■ **Records**
#####

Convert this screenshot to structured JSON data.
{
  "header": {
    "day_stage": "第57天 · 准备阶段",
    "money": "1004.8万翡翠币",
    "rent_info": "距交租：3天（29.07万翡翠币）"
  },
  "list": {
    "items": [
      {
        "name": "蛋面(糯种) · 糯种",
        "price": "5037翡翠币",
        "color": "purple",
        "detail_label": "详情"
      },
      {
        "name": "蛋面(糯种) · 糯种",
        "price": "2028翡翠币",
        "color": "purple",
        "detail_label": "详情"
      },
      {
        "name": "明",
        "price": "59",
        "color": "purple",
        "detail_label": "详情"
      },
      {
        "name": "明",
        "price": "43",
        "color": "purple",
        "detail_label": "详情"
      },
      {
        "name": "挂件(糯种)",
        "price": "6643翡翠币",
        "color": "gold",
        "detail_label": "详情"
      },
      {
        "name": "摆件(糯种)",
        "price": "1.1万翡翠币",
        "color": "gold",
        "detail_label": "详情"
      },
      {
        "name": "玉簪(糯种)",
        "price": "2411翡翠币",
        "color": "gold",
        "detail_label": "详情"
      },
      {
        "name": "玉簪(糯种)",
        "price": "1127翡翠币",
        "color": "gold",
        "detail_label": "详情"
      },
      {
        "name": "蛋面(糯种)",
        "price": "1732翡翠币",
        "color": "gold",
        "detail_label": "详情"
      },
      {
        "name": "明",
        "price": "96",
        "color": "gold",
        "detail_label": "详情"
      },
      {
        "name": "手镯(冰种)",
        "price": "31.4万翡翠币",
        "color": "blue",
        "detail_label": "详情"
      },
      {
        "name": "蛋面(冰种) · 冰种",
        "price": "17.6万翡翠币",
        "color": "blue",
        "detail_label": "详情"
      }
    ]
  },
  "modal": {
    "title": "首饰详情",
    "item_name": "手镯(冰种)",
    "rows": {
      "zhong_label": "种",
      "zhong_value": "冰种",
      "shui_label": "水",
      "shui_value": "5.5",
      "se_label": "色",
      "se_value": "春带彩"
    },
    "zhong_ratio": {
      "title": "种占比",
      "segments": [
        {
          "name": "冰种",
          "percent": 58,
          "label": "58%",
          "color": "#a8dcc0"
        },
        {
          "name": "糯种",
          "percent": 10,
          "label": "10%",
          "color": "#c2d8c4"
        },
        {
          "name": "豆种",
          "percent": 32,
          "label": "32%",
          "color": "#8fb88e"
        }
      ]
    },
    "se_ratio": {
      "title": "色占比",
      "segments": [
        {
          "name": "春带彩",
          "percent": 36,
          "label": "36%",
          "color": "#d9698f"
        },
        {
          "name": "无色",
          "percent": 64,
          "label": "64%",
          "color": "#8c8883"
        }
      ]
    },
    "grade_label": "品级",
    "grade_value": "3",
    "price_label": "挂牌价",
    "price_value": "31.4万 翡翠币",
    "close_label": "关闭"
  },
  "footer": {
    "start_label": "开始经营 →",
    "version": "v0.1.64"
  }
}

#####

■ **Task details**
Please output the complete data exactly.

■ **Exercise response**
Convert this screenshot to structured JSON data.
{
  "header": {
    "day_stage": "第57天 · 准备阶段",
    "money": "1004.8万翡翠币",
    "rent_info": "距交租：3天（29.07万翡翠币）"
  },
  "list": {
    "items": [
      {
        "name": "蛋面(糯种) · 糯种",
        "price": "5037翡翠币",
        "color": "purple",
        "detail_label": "详情"
      },
      {
        "name": "蛋面(糯种) · 糯种",
        "price": "2028翡翠币",
        "color": "purple",
        "detail_label": "详情"
      },
      {
        "name": "明",
        "price": "59",
        "color": "purple",
        "detail_label": "详情"
      },
      {
        "name": "明",
        "price": "43",
        "color": "purple",
        "detail_label": "详情"
      },
      {
        "name": "挂件(糯种)",
        "price": "6643翡翠币",
        "color": "gold",
        "detail_label": "详情"
      },
      {
        "name": "摆件(糯种)",
        "price": "1.1万翡翠币",
        "color": "gold",
        "detail_label": "详情"
      },
      {
        "name": "玉簪(糯种)",
        "price": "2411翡翠币",
        "color": "gold",
        "detail_label": "详情"
      },
      {
        "name": "玉簪(糯种)",
        "price": "1127翡翠币",
        "color": "gold",
        "detail_label": "详情"
      },
      {
        "name": "蛋面(糯种)",
        "price": "1732翡翠币",
        "color": "gold",
        "detail_label": "详情"
      },
      {
        "name": "明",
        "price": "96",
        "color": "gold",
        "detail_label": "详情"
      },
      {
        "name": "手镯(冰种)",
        "price": "31.4万翡翠币",
        "color": "blue",
        "detail_label": "详情"
      },
      {
        "name": "蛋面(冰种) · 冰种",
        "price": "17.6万翡翠币",
        "color": "blue",
        "detail_label": "详情"
      }
    ]
  },
  "modal": {
    "title": "首饰详情",
    "item_name": "手镯(冰种)",
    "rows": {
      "zhong_label": "种",
      "zhong_value": "冰种",
      "shui_label": "水",
      "shui_value": "5.5",
      "se_label": "色",
      "se_value": "春带彩"
    },
    "zhong_ratio": {
      "title": "种占比",
      "segments": [
        {
          "name": "冰种",
          "percent": 58,
          "label": "58%",
          "color": "#a8dcc0"
        },
        {
          "name": "糯种",
          "percent": 10,
          "label": "10%",
          "color": "#c2d8c4"
        },
        {
          "name": "豆种",
          "percent": 32,
          "label": "32%",
          "color": "#8fb88e"
        }
      ]
    },
    "se_ratio": {
      "title": "色占比",
      "segments": [
        {
          "name": "春带彩",
          "percent": 36,
          "label": "36%",
          "color": "#d9698f"
        },
        {
          "name": "无色",
          "percent": 64,
          "label": "64%",
          "color": "#8c8883"
        }
      ]
    },
    "grade_label": "品级",
    "grade_value": "3",
    "price_label": "挂牌价",
    "price_value": "31.4万 翡翠币",
    "close_label": "关闭"
  },
  "footer": {
    "start_label": "开始经营 →",
    "version": "v0.1.64"
  }
}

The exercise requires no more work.